[begin Data shown]

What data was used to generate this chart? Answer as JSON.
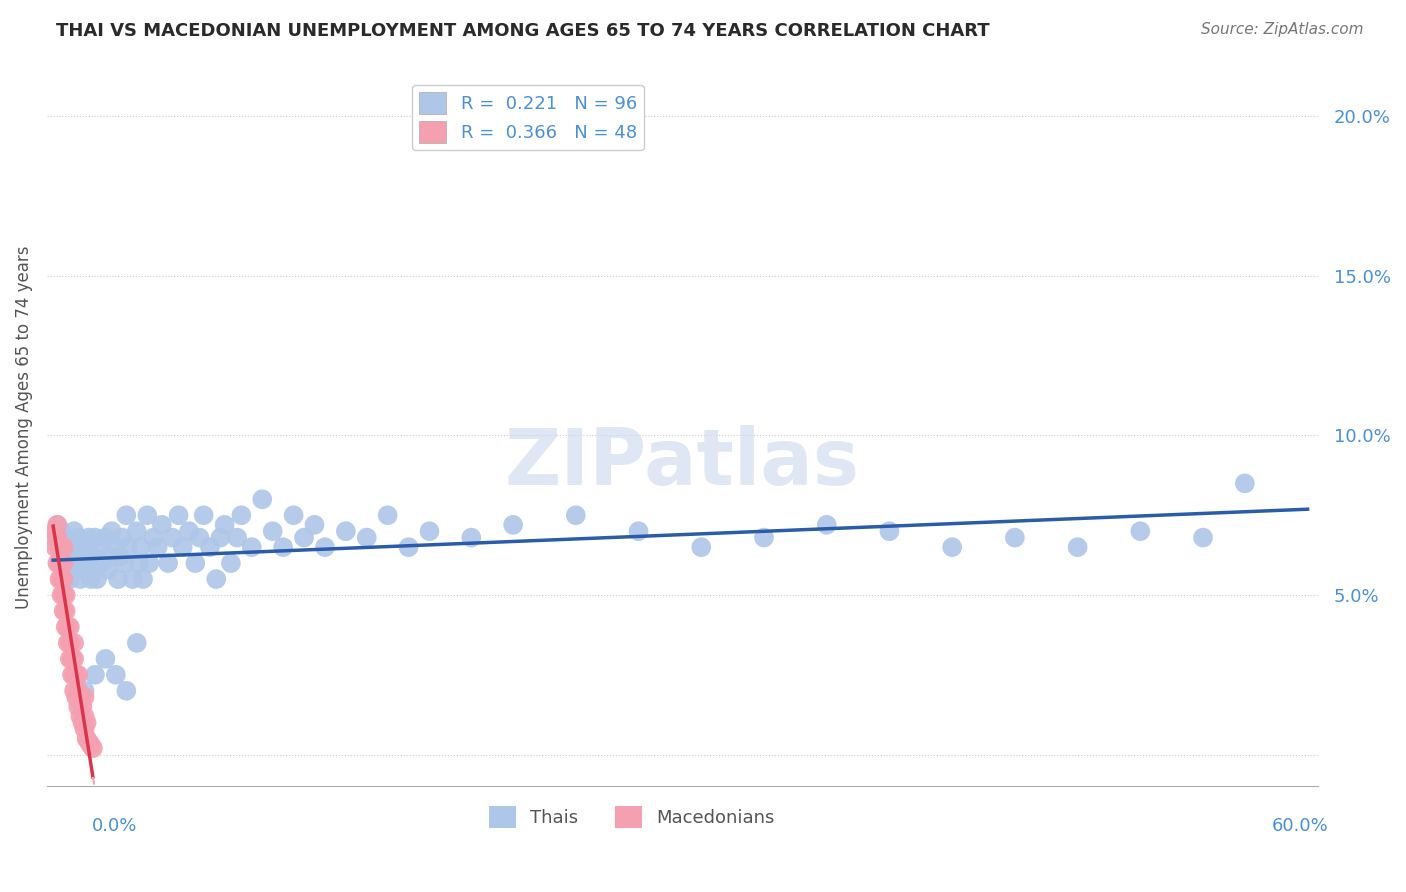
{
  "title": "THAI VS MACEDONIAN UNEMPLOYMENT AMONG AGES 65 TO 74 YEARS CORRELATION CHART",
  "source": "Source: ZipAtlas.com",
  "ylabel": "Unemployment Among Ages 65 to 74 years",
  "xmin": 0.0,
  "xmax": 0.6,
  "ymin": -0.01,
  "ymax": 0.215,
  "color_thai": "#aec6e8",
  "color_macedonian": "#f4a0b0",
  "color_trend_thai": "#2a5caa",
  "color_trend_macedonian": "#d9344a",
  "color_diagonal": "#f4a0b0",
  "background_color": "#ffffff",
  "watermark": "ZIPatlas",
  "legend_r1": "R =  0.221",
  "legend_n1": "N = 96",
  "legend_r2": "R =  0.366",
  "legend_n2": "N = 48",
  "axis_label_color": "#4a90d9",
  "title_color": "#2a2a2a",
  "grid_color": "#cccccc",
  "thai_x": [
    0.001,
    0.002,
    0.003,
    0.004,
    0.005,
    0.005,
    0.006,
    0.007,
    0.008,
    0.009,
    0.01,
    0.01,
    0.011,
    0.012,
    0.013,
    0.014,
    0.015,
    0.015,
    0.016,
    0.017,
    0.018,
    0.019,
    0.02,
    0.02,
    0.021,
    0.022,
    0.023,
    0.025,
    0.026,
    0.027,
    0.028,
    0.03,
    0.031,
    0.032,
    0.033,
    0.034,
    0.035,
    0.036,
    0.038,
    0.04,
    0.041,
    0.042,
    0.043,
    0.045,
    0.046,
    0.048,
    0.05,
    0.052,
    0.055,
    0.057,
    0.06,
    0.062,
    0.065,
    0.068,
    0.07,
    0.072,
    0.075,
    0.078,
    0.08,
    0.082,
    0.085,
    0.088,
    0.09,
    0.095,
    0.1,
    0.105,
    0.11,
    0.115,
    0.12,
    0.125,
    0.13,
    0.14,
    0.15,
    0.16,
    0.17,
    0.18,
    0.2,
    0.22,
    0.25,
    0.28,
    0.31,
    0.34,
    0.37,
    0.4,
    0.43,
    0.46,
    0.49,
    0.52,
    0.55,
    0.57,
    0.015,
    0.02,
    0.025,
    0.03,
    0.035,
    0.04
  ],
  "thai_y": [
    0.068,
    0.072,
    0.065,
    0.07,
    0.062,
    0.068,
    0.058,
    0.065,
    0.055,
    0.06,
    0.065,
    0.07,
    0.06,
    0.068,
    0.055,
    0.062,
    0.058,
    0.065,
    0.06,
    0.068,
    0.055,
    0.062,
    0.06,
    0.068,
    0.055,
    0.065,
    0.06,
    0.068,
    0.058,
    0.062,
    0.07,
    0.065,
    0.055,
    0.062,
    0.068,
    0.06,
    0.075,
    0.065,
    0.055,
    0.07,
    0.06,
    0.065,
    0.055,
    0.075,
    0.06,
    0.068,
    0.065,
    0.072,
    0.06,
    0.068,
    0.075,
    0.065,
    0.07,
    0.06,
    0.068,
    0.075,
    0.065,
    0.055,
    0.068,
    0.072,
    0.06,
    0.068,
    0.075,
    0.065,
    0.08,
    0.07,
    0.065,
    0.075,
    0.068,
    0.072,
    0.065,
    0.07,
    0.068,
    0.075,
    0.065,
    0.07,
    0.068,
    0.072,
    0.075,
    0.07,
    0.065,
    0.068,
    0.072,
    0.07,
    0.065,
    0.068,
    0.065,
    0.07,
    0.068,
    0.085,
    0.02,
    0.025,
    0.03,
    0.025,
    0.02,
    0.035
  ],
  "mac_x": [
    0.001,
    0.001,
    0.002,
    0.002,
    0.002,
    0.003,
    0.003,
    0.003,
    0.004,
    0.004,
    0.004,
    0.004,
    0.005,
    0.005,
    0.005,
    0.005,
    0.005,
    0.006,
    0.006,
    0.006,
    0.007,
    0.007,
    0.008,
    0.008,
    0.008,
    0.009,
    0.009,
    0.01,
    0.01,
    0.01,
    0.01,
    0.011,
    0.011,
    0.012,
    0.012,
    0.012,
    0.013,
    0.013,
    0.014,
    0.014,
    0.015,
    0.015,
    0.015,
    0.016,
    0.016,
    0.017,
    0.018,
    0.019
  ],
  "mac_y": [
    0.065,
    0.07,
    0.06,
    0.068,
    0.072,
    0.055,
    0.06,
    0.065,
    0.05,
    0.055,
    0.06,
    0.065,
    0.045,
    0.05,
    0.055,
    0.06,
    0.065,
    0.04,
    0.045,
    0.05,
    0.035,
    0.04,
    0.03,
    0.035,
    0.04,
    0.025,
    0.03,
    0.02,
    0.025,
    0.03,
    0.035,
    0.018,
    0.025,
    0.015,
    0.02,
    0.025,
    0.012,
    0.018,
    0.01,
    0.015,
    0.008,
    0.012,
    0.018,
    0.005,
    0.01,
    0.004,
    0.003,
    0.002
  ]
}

[end Data shown]

### Task description
Without the pictures, retype the whole of the material above exactly.

### Solution below
What data was used to generate this chart? Answer as JSON.
{
  "title": "THAI VS MACEDONIAN UNEMPLOYMENT AMONG AGES 65 TO 74 YEARS CORRELATION CHART",
  "source": "Source: ZipAtlas.com",
  "ylabel": "Unemployment Among Ages 65 to 74 years",
  "xmin": 0.0,
  "xmax": 0.6,
  "ymin": -0.01,
  "ymax": 0.215,
  "color_thai": "#aec6e8",
  "color_macedonian": "#f4a0b0",
  "color_trend_thai": "#2a5caa",
  "color_trend_macedonian": "#d9344a",
  "color_diagonal": "#f4a0b0",
  "background_color": "#ffffff",
  "watermark": "ZIPatlas",
  "legend_r1": "R =  0.221",
  "legend_n1": "N = 96",
  "legend_r2": "R =  0.366",
  "legend_n2": "N = 48",
  "axis_label_color": "#4a90d9",
  "title_color": "#2a2a2a",
  "grid_color": "#cccccc",
  "thai_x": [
    0.001,
    0.002,
    0.003,
    0.004,
    0.005,
    0.005,
    0.006,
    0.007,
    0.008,
    0.009,
    0.01,
    0.01,
    0.011,
    0.012,
    0.013,
    0.014,
    0.015,
    0.015,
    0.016,
    0.017,
    0.018,
    0.019,
    0.02,
    0.02,
    0.021,
    0.022,
    0.023,
    0.025,
    0.026,
    0.027,
    0.028,
    0.03,
    0.031,
    0.032,
    0.033,
    0.034,
    0.035,
    0.036,
    0.038,
    0.04,
    0.041,
    0.042,
    0.043,
    0.045,
    0.046,
    0.048,
    0.05,
    0.052,
    0.055,
    0.057,
    0.06,
    0.062,
    0.065,
    0.068,
    0.07,
    0.072,
    0.075,
    0.078,
    0.08,
    0.082,
    0.085,
    0.088,
    0.09,
    0.095,
    0.1,
    0.105,
    0.11,
    0.115,
    0.12,
    0.125,
    0.13,
    0.14,
    0.15,
    0.16,
    0.17,
    0.18,
    0.2,
    0.22,
    0.25,
    0.28,
    0.31,
    0.34,
    0.37,
    0.4,
    0.43,
    0.46,
    0.49,
    0.52,
    0.55,
    0.57,
    0.015,
    0.02,
    0.025,
    0.03,
    0.035,
    0.04
  ],
  "thai_y": [
    0.068,
    0.072,
    0.065,
    0.07,
    0.062,
    0.068,
    0.058,
    0.065,
    0.055,
    0.06,
    0.065,
    0.07,
    0.06,
    0.068,
    0.055,
    0.062,
    0.058,
    0.065,
    0.06,
    0.068,
    0.055,
    0.062,
    0.06,
    0.068,
    0.055,
    0.065,
    0.06,
    0.068,
    0.058,
    0.062,
    0.07,
    0.065,
    0.055,
    0.062,
    0.068,
    0.06,
    0.075,
    0.065,
    0.055,
    0.07,
    0.06,
    0.065,
    0.055,
    0.075,
    0.06,
    0.068,
    0.065,
    0.072,
    0.06,
    0.068,
    0.075,
    0.065,
    0.07,
    0.06,
    0.068,
    0.075,
    0.065,
    0.055,
    0.068,
    0.072,
    0.06,
    0.068,
    0.075,
    0.065,
    0.08,
    0.07,
    0.065,
    0.075,
    0.068,
    0.072,
    0.065,
    0.07,
    0.068,
    0.075,
    0.065,
    0.07,
    0.068,
    0.072,
    0.075,
    0.07,
    0.065,
    0.068,
    0.072,
    0.07,
    0.065,
    0.068,
    0.065,
    0.07,
    0.068,
    0.085,
    0.02,
    0.025,
    0.03,
    0.025,
    0.02,
    0.035
  ],
  "mac_x": [
    0.001,
    0.001,
    0.002,
    0.002,
    0.002,
    0.003,
    0.003,
    0.003,
    0.004,
    0.004,
    0.004,
    0.004,
    0.005,
    0.005,
    0.005,
    0.005,
    0.005,
    0.006,
    0.006,
    0.006,
    0.007,
    0.007,
    0.008,
    0.008,
    0.008,
    0.009,
    0.009,
    0.01,
    0.01,
    0.01,
    0.01,
    0.011,
    0.011,
    0.012,
    0.012,
    0.012,
    0.013,
    0.013,
    0.014,
    0.014,
    0.015,
    0.015,
    0.015,
    0.016,
    0.016,
    0.017,
    0.018,
    0.019
  ],
  "mac_y": [
    0.065,
    0.07,
    0.06,
    0.068,
    0.072,
    0.055,
    0.06,
    0.065,
    0.05,
    0.055,
    0.06,
    0.065,
    0.045,
    0.05,
    0.055,
    0.06,
    0.065,
    0.04,
    0.045,
    0.05,
    0.035,
    0.04,
    0.03,
    0.035,
    0.04,
    0.025,
    0.03,
    0.02,
    0.025,
    0.03,
    0.035,
    0.018,
    0.025,
    0.015,
    0.02,
    0.025,
    0.012,
    0.018,
    0.01,
    0.015,
    0.008,
    0.012,
    0.018,
    0.005,
    0.01,
    0.004,
    0.003,
    0.002
  ]
}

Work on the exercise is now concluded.